---------- MATERIALS PROVIDED
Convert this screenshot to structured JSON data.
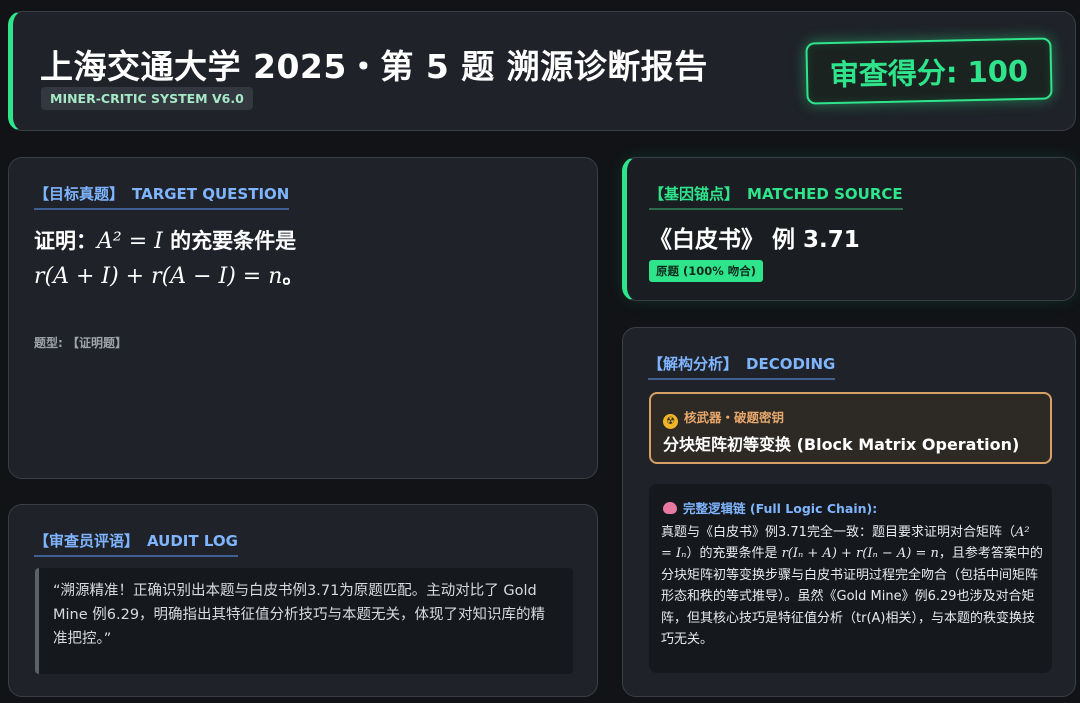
{
  "header": {
    "title": "上海交通大学 2025・第 5 题 溯源诊断报告",
    "system_badge": "MINER-CRITIC SYSTEM V6.0",
    "score": "审查得分: 100"
  },
  "target_question": {
    "tag": "【目标真题】",
    "heading": "TARGET QUESTION",
    "prefix": "证明：",
    "math_1": "A² = I",
    "mid": " 的充要条件是",
    "math_2": "r(A + I) + r(A − I) = n",
    "suffix": "。",
    "type": "题型: 【证明题】"
  },
  "matched_source": {
    "tag": "【基因锚点】",
    "heading": "MATCHED SOURCE",
    "name": "《白皮书》 例 3.71",
    "badge": "原题 (100% 吻合)"
  },
  "decoding": {
    "tag": "【解构分析】",
    "heading": "DECODING",
    "weapon_label": "核武器・破题密钥",
    "weapon_title": "分块矩阵初等变换 (Block Matrix Operation)",
    "chain_label": "完整逻辑链 (Full Logic Chain):",
    "chain_p1": "真题与《白皮书》例3.71完全一致：题目要求证明对合矩阵（",
    "chain_m1": "A² = Iₙ",
    "chain_p2": "）的充要条件是 ",
    "chain_m2": "r(Iₙ + A) + r(Iₙ − A) = n",
    "chain_p3": "，且参考答案中的分块矩阵初等变换步骤与白皮书证明过程完全吻合（包括中间矩阵形态和秩的等式推导）。虽然《Gold Mine》例6.29也涉及对合矩阵，但其核心技巧是特征值分析（tr(A)相关），与本题的秩变换技巧无关。"
  },
  "audit_log": {
    "tag": "【审查员评语】",
    "heading": "AUDIT LOG",
    "quote": "“溯源精准！正确识别出本题与白皮书例3.71为原题匹配。主动对比了 Gold Mine 例6.29，明确指出其特征值分析技巧与本题无关，体现了对知识库的精准把控。”"
  },
  "colors": {
    "accent_green": "#2ee58c",
    "accent_blue": "#7fb4ff",
    "accent_orange": "#d9a066",
    "background": "#111317",
    "card": "#1f2228"
  },
  "icons": {
    "nuke": "radioactive-icon",
    "chain": "brain-icon"
  }
}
--------------------
Give the data above again in full and unchanged, skipping the pictures.

TASK SOLUTION:
Convert this screenshot to structured JSON data.
{
  "header": {
    "title": "上海交通大学 2025・第 5 题 溯源诊断报告",
    "system_badge": "MINER-CRITIC SYSTEM V6.0",
    "score": "审查得分: 100"
  },
  "target_question": {
    "tag": "【目标真题】",
    "heading": "TARGET QUESTION",
    "prefix": "证明：",
    "math_1": "A² = I",
    "mid": " 的充要条件是",
    "math_2": "r(A + I) + r(A − I) = n",
    "suffix": "。",
    "type": "题型: 【证明题】"
  },
  "matched_source": {
    "tag": "【基因锚点】",
    "heading": "MATCHED SOURCE",
    "name": "《白皮书》 例 3.71",
    "badge": "原题 (100% 吻合)"
  },
  "decoding": {
    "tag": "【解构分析】",
    "heading": "DECODING",
    "weapon_label": "核武器・破题密钥",
    "weapon_title": "分块矩阵初等变换 (Block Matrix Operation)",
    "chain_label": "完整逻辑链 (Full Logic Chain):",
    "chain_p1": "真题与《白皮书》例3.71完全一致：题目要求证明对合矩阵（",
    "chain_m1": "A² = Iₙ",
    "chain_p2": "）的充要条件是 ",
    "chain_m2": "r(Iₙ + A) + r(Iₙ − A) = n",
    "chain_p3": "，且参考答案中的分块矩阵初等变换步骤与白皮书证明过程完全吻合（包括中间矩阵形态和秩的等式推导）。虽然《Gold Mine》例6.29也涉及对合矩阵，但其核心技巧是特征值分析（tr(A)相关），与本题的秩变换技巧无关。"
  },
  "audit_log": {
    "tag": "【审查员评语】",
    "heading": "AUDIT LOG",
    "quote": "“溯源精准！正确识别出本题与白皮书例3.71为原题匹配。主动对比了 Gold Mine 例6.29，明确指出其特征值分析技巧与本题无关，体现了对知识库的精准把控。”"
  },
  "colors": {
    "accent_green": "#2ee58c",
    "accent_blue": "#7fb4ff",
    "accent_orange": "#d9a066",
    "background": "#111317",
    "card": "#1f2228"
  },
  "icons": {
    "nuke": "radioactive-icon",
    "chain": "brain-icon"
  }
}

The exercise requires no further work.